THE REQUEST: Without changing a character, return the entries, but not the images they hold.

(Saved entries)
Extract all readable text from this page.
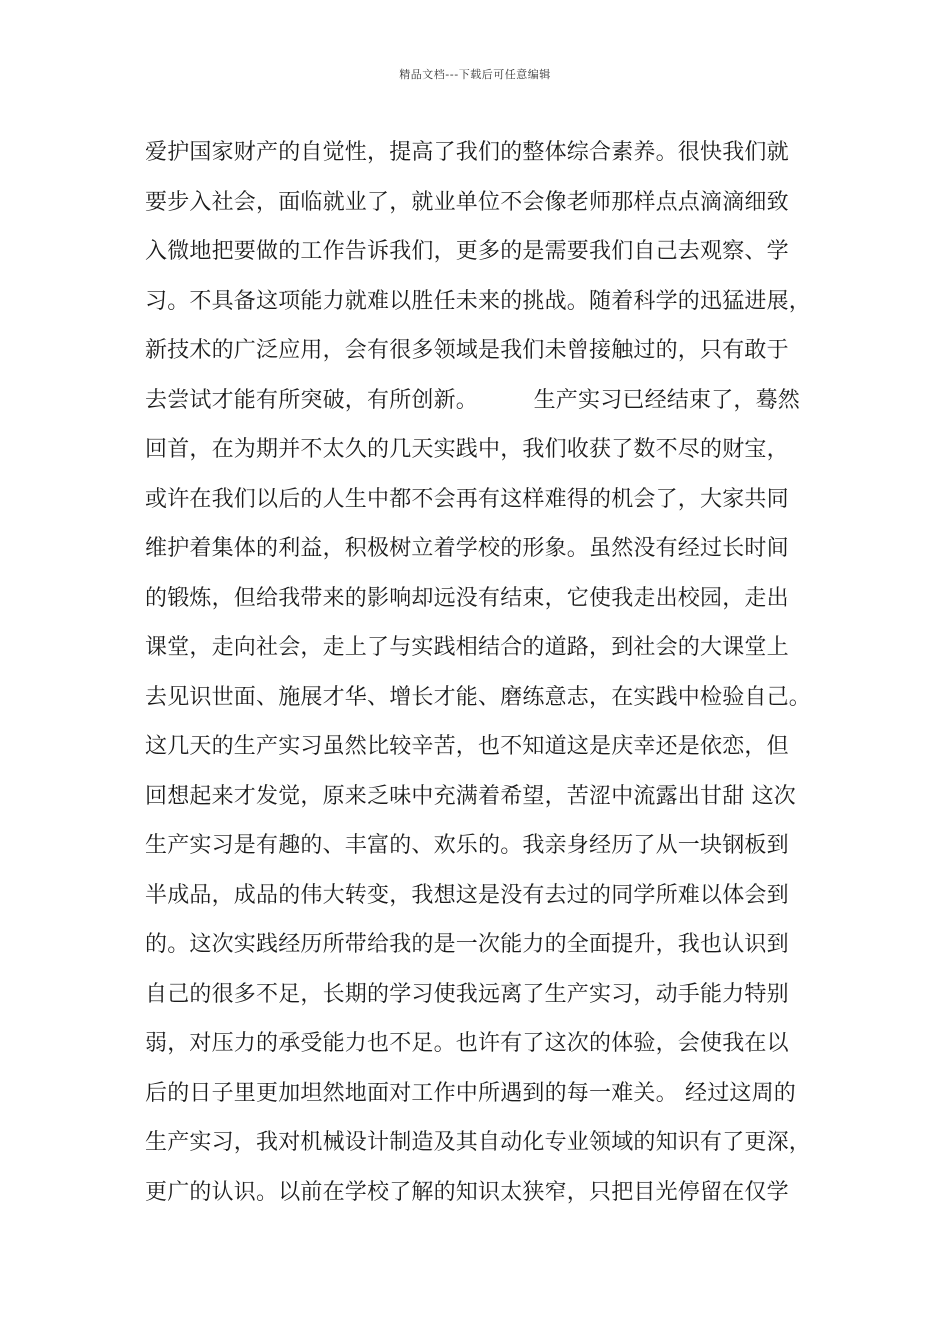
精品文档---下载后可任意编辑
爱护国家财产的自觉性，提高了我们的整体综合素养。很快我们就
要步入社会，面临就业了，就业单位不会像老师那样点点滴滴细致
入微地把要做的工作告诉我们，更多的是需要我们自己去观察、学
习。不具备这项能力就难以胜任未来的挑战。随着科学的迅猛进展，
新技术的广泛应用，会有很多领域是我们未曾接触过的，只有敢于
去尝试才能有所突破，有所创新。　　　生产实习已经结束了，蓦然
回首，在为期并不太久的几天实践中，我们收获了数不尽的财宝，
或许在我们以后的人生中都不会再有这样难得的机会了，大家共同
维护着集体的利益，积极树立着学校的形象。虽然没有经过长时间
的锻炼，但给我带来的影响却远没有结束，它使我走出校园，走出
课堂，走向社会，走上了与实践相结合的道路，到社会的大课堂上
去见识世面、施展才华、增长才能、磨练意志，在实践中检验自己。
这几天的生产实习虽然比较辛苦，也不知道这是庆幸还是依恋，但
回想起来才发觉，原来乏味中充满着希望，苦涩中流露出甘甜 这次
生产实习是有趣的、丰富的、欢乐的。我亲身经历了从一块钢板到
半成品，成品的伟大转变，我想这是没有去过的同学所难以体会到
的。这次实践经历所带给我的是一次能力的全面提升，我也认识到
自己的很多不足，长期的学习使我远离了生产实习，动手能力特别
弱，对压力的承受能力也不足。也许有了这次的体验，会使我在以
后的日子里更加坦然地面对工作中所遇到的每一难关。 经过这周的
生产实习，我对机械设计制造及其自动化专业领域的知识有了更深，
更广的认识。以前在学校了解的知识太狭窄，只把目光停留在仅学
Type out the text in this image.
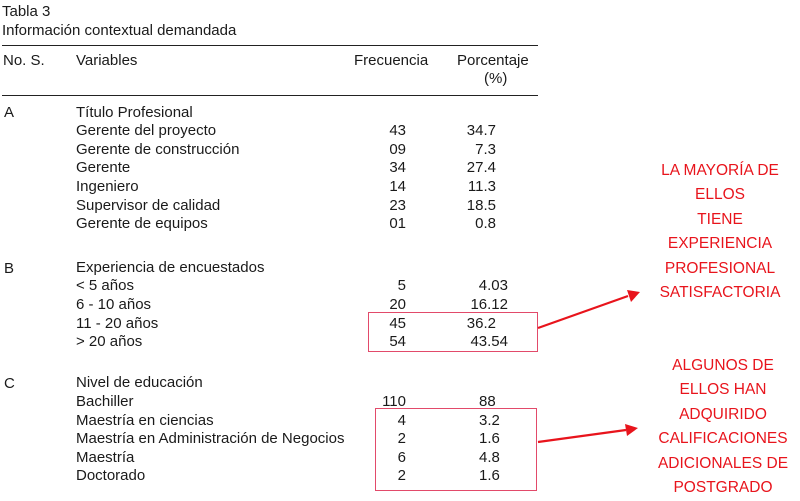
Tabla 3
Información contextual demandada
No. S. Variables	Frecuencia Porcentaje
(%)
A	Título Profesional
Gerente del proyecto	43	34.7
Gerente de construcción	09	7.3
Gerente	34	27.4
Ingeniero	14	11.3
Supervisor de calidad	23	18.5
Gerente de equipos	01	0.8
B	Experiencia de encuestados
< 5 años	5	4.03
6 - 10 años	20	16.12
11 - 20 años	45	36.2
> 20 años	54	43.54
C	Nivel de educación
Bachiller	110	88
Maestría en ciencias	4	3.2
Maestría en Administración de Negocios	2	1.6
Maestría	6	4.8
Doctorado	2	1.6
LA MAYORÍA DE
ELLOS
TIENE
EXPERIENCIA
PROFESIONAL
SATISFACTORIA
ALGUNOS DE
ELLOS HAN
ADQUIRIDO
CALIFICACIONES
ADICIONALES DE
POSTGRADO
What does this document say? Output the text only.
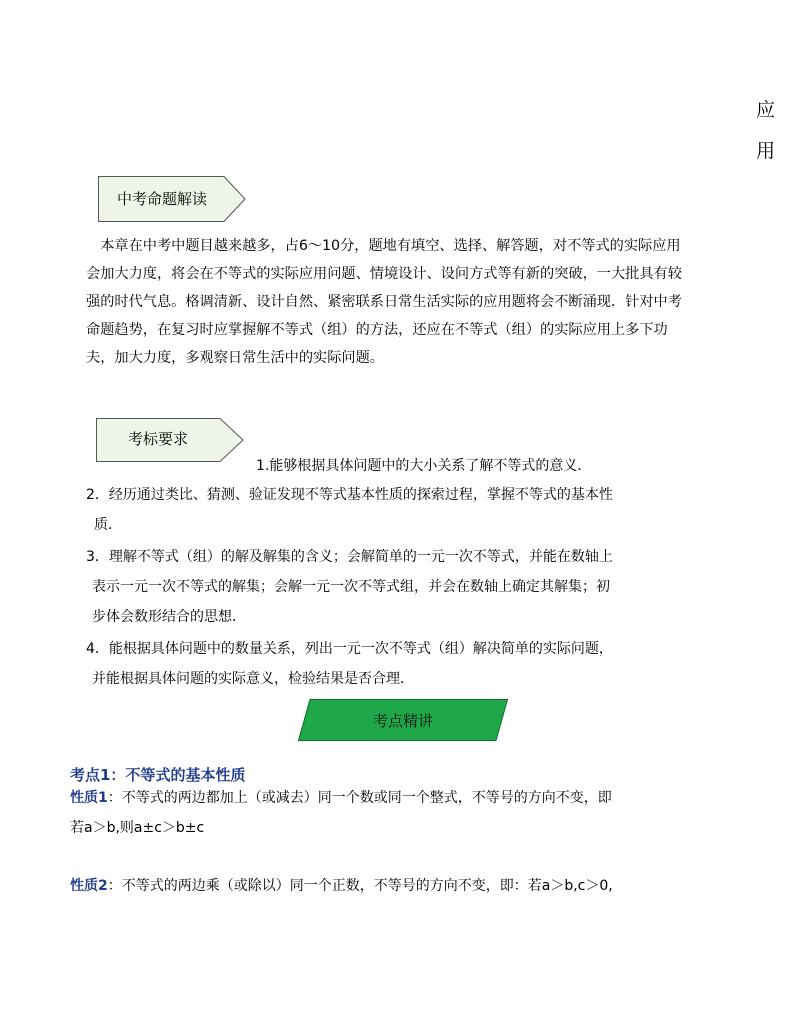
应
用
中考命题解读
　本章在中考中题目越来越多，占6～10分，题地有填空、选择、解答题，对不等式的实际应用会加大力度，将会在不等式的实际应用问题、情境设计、设问方式等有新的突破，一大批具有较强的时代气息。格调清新、设计自然、紧密联系日常生活实际的应用题将会不断涌现．针对中考命题趋势，在复习时应掌握解不等式（组）的方法，还应在不等式（组）的实际应用上多下功夫，加大力度，多观察日常生活中的实际问题。
考标要求
1.能够根据具体问题中的大小关系了解不等式的意义．
2．经历通过类比、猜测、验证发现不等式基本性质的探索过程，掌握不等式的基本性
质．
3．理解不等式（组）的解及解集的含义；会解简单的一元一次不等式，并能在数轴上
表示一元一次不等式的解集；会解一元一次不等式组，并会在数轴上确定其解集；初
步体会数形结合的思想．
4．能根据具体问题中的数量关系，列出一元一次不等式（组）解决简单的实际问题，
并能根据具体问题的实际意义，检验结果是否合理．
考点精讲
考点1：不等式的基本性质
性质1：不等式的两边都加上（或减去）同一个数或同一个整式，不等号的方向不变，即
若a＞b,则a±c＞b±c
性质2：不等式的两边乘（或除以）同一个正数，不等号的方向不变，即：若a＞b,c＞0,
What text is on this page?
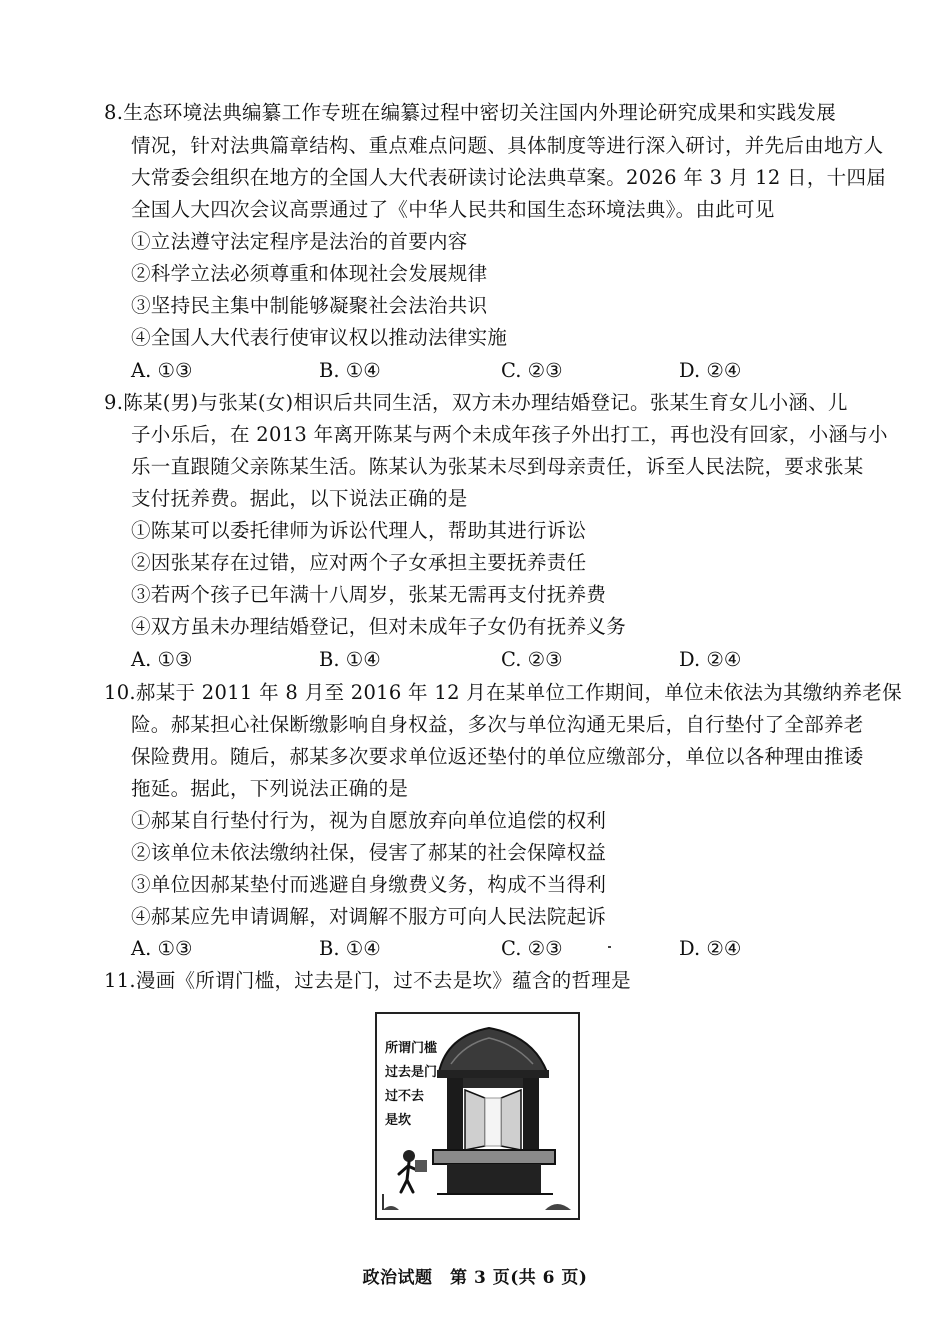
8.生态环境法典编纂工作专班在编纂过程中密切关注国内外理论研究成果和实践发展
情况，针对法典篇章结构、重点难点问题、具体制度等进行深入研讨，并先后由地方人
大常委会组织在地方的全国人大代表研读讨论法典草案。2026 年 3 月 12 日，十四届
全国人大四次会议高票通过了《中华人民共和国生态环境法典》。由此可见
①立法遵守法定程序是法治的首要内容
②科学立法必须尊重和体现社会发展规律
③坚持民主集中制能够凝聚社会法治共识
④全国人大代表行使审议权以推动法律实施
A. ①③	B. ①④	C. ②③	D. ②④
9.陈某(男)与张某(女)相识后共同生活，双方未办理结婚登记。张某生育女儿小涵、儿
子小乐后，在 2013 年离开陈某与两个未成年孩子外出打工，再也没有回家，小涵与小
乐一直跟随父亲陈某生活。陈某认为张某未尽到母亲责任，诉至人民法院，要求张某
支付抚养费。据此，以下说法正确的是
①陈某可以委托律师为诉讼代理人，帮助其进行诉讼
②因张某存在过错，应对两个子女承担主要抚养责任
③若两个孩子已年满十八周岁，张某无需再支付抚养费
④双方虽未办理结婚登记，但对未成年子女仍有抚养义务
A. ①③	B. ①④	C. ②③	D. ②④
10.郝某于 2011 年 8 月至 2016 年 12 月在某单位工作期间，单位未依法为其缴纳养老保
险。郝某担心社保断缴影响自身权益，多次与单位沟通无果后，自行垫付了全部养老
保险费用。随后，郝某多次要求单位返还垫付的单位应缴部分，单位以各种理由推诿
拖延。据此，下列说法正确的是
①郝某自行垫付行为，视为自愿放弃向单位追偿的权利
②该单位未依法缴纳社保，侵害了郝某的社会保障权益
③单位因郝某垫付而逃避自身缴费义务，构成不当得利
④郝某应先申请调解，对调解不服方可向人民法院起诉
A. ①③	B. ①④	C. ②③	D. ②④
11.漫画《所谓门槛，过去是门，过不去是坎》蕴含的哲理是
所谓门槛
过去是门
过不去
是坎
政治试题　第 3 页(共 6 页)
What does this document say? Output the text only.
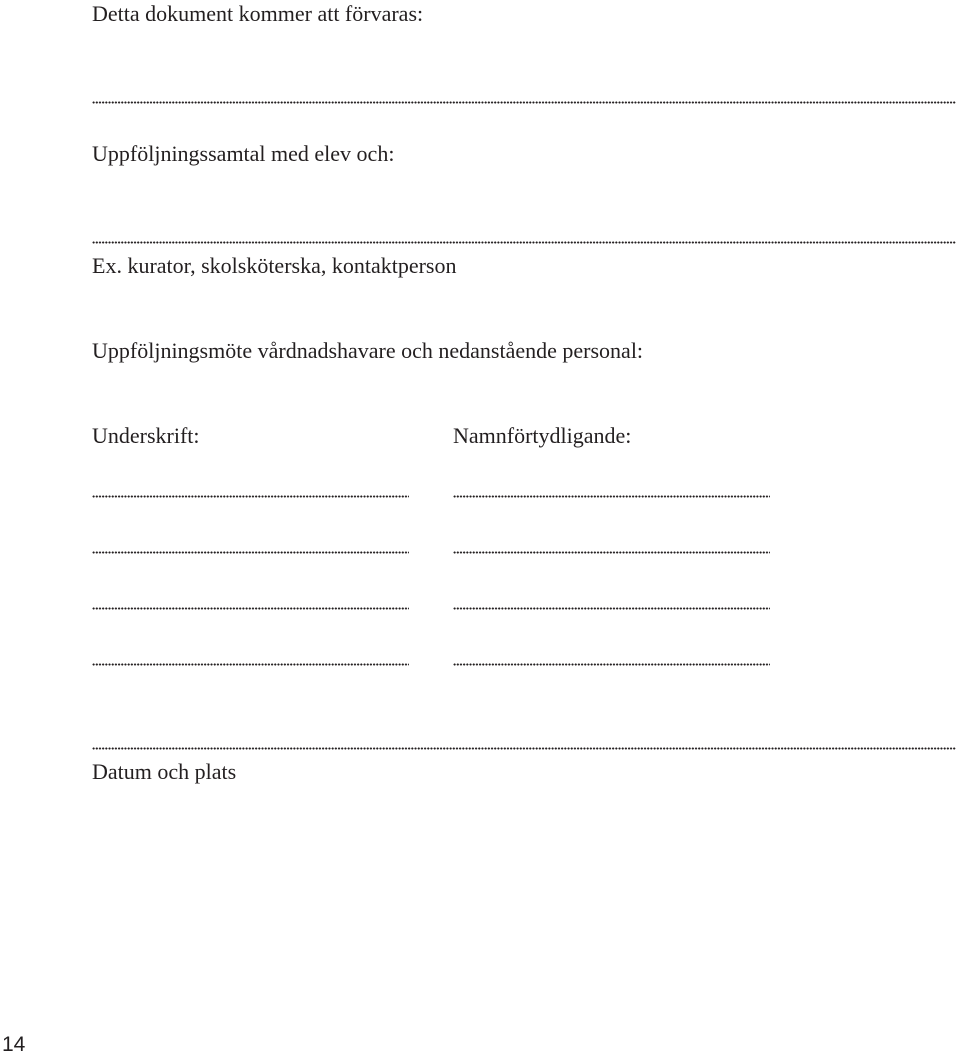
Detta dokument kommer att förvaras:
Uppföljningssamtal med elev och:
Ex. kurator, skolsköterska, kontaktperson
Uppföljningsmöte vårdnadshavare och nedanstående personal:
Underskrift:	Namnförtydligande:
Datum och plats
14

WRITTEN SOLUTION:
Extract all readable text from this page.
精品文档---下载后可任意编辑
爱护国家财产的自觉性，提高了我们的整体综合素养。很快我们就
要步入社会，面临就业了，就业单位不会像老师那样点点滴滴细致
入微地把要做的工作告诉我们，更多的是需要我们自己去观察、学
习。不具备这项能力就难以胜任未来的挑战。随着科学的迅猛进展，
新技术的广泛应用，会有很多领域是我们未曾接触过的，只有敢于
去尝试才能有所突破，有所创新。　　　生产实习已经结束了，蓦然
回首，在为期并不太久的几天实践中，我们收获了数不尽的财宝，
或许在我们以后的人生中都不会再有这样难得的机会了，大家共同
维护着集体的利益，积极树立着学校的形象。虽然没有经过长时间
的锻炼，但给我带来的影响却远没有结束，它使我走出校园，走出
课堂，走向社会，走上了与实践相结合的道路，到社会的大课堂上
去见识世面、施展才华、增长才能、磨练意志，在实践中检验自己。
这几天的生产实习虽然比较辛苦，也不知道这是庆幸还是依恋，但
回想起来才发觉，原来乏味中充满着希望，苦涩中流露出甘甜 这次
生产实习是有趣的、丰富的、欢乐的。我亲身经历了从一块钢板到
半成品，成品的伟大转变，我想这是没有去过的同学所难以体会到
的。这次实践经历所带给我的是一次能力的全面提升，我也认识到
自己的很多不足，长期的学习使我远离了生产实习，动手能力特别
弱，对压力的承受能力也不足。也许有了这次的体验，会使我在以
后的日子里更加坦然地面对工作中所遇到的每一难关。 经过这周的
生产实习，我对机械设计制造及其自动化专业领域的知识有了更深，
更广的认识。以前在学校了解的知识太狭窄，只把目光停留在仅学
Type out the text in this image.
Tabla 3
Información contextual demandada
No. S. Variables	Frecuencia Porcentaje
(%)
A	Título Profesional
Gerente del proyecto	43	34.7
Gerente de construcción	09	7.3
Gerente	34	27.4
Ingeniero	14	11.3
Supervisor de calidad	23	18.5
Gerente de equipos	01	0.8
B	Experiencia de encuestados
< 5 años	5	4.03
6 - 10 años	20	16.12
11 - 20 años	45	36.2
> 20 años	54	43.54
C	Nivel de educación
Bachiller	110	88
Maestría en ciencias	4	3.2
Maestría en Administración de Negocios	2	1.6
Maestría	6	4.8
Doctorado	2	1.6
LA MAYORÍA DE
ELLOS
TIENE
EXPERIENCIA
PROFESIONAL
SATISFACTORIA
ALGUNOS DE
ELLOS HAN
ADQUIRIDO
CALIFICACIONES
ADICIONALES DE
POSTGRADO
What does this document say? Output the text only.
应
用
中考命题解读
　本章在中考中题目越来越多，占6～10分，题地有填空、选择、解答题，对不等式的实际应用会加大力度，将会在不等式的实际应用问题、情境设计、设问方式等有新的突破，一大批具有较强的时代气息。格调清新、设计自然、紧密联系日常生活实际的应用题将会不断涌现．针对中考命题趋势，在复习时应掌握解不等式（组）的方法，还应在不等式（组）的实际应用上多下功夫，加大力度，多观察日常生活中的实际问题。
考标要求
1.能够根据具体问题中的大小关系了解不等式的意义．
2．经历通过类比、猜测、验证发现不等式基本性质的探索过程，掌握不等式的基本性
质．
3．理解不等式（组）的解及解集的含义；会解简单的一元一次不等式，并能在数轴上
表示一元一次不等式的解集；会解一元一次不等式组，并会在数轴上确定其解集；初
步体会数形结合的思想．
4．能根据具体问题中的数量关系，列出一元一次不等式（组）解决简单的实际问题，
并能根据具体问题的实际意义，检验结果是否合理．
考点精讲
考点1：不等式的基本性质
性质1：不等式的两边都加上（或减去）同一个数或同一个整式，不等号的方向不变，即
若a＞b,则a±c＞b±c
性质2：不等式的两边乘（或除以）同一个正数，不等号的方向不变，即：若a＞b,c＞0,
What text is on this page?
8.生态环境法典编纂工作专班在编纂过程中密切关注国内外理论研究成果和实践发展
情况，针对法典篇章结构、重点难点问题、具体制度等进行深入研讨，并先后由地方人
大常委会组织在地方的全国人大代表研读讨论法典草案。2026 年 3 月 12 日，十四届
全国人大四次会议高票通过了《中华人民共和国生态环境法典》。由此可见
①立法遵守法定程序是法治的首要内容
②科学立法必须尊重和体现社会发展规律
③坚持民主集中制能够凝聚社会法治共识
④全国人大代表行使审议权以推动法律实施
A. ①③	B. ①④	C. ②③	D. ②④
9.陈某(男)与张某(女)相识后共同生活，双方未办理结婚登记。张某生育女儿小涵、儿
子小乐后，在 2013 年离开陈某与两个未成年孩子外出打工，再也没有回家，小涵与小
乐一直跟随父亲陈某生活。陈某认为张某未尽到母亲责任，诉至人民法院，要求张某
支付抚养费。据此，以下说法正确的是
①陈某可以委托律师为诉讼代理人，帮助其进行诉讼
②因张某存在过错，应对两个子女承担主要抚养责任
③若两个孩子已年满十八周岁，张某无需再支付抚养费
④双方虽未办理结婚登记，但对未成年子女仍有抚养义务
A. ①③	B. ①④	C. ②③	D. ②④
10.郝某于 2011 年 8 月至 2016 年 12 月在某单位工作期间，单位未依法为其缴纳养老保
险。郝某担心社保断缴影响自身权益，多次与单位沟通无果后，自行垫付了全部养老
保险费用。随后，郝某多次要求单位返还垫付的单位应缴部分，单位以各种理由推诿
拖延。据此，下列说法正确的是
①郝某自行垫付行为，视为自愿放弃向单位追偿的权利
②该单位未依法缴纳社保，侵害了郝某的社会保障权益
③单位因郝某垫付而逃避自身缴费义务，构成不当得利
④郝某应先申请调解，对调解不服方可向人民法院起诉
A. ①③	B. ①④	C. ②③	D. ②④
11.漫画《所谓门槛，过去是门，过不去是坎》蕴含的哲理是
所谓门槛
过去是门
过不去
是坎
政治试题　第 3 页(共 6 页)
What does this document say? Output the text only.
Detta dokument kommer att förvaras:
Uppföljningssamtal med elev och:
Ex. kurator, skolsköterska, kontaktperson
Uppföljningsmöte vårdnadshavare och nedanstående personal:
Underskrift:	Namnförtydligande:
Datum och plats
14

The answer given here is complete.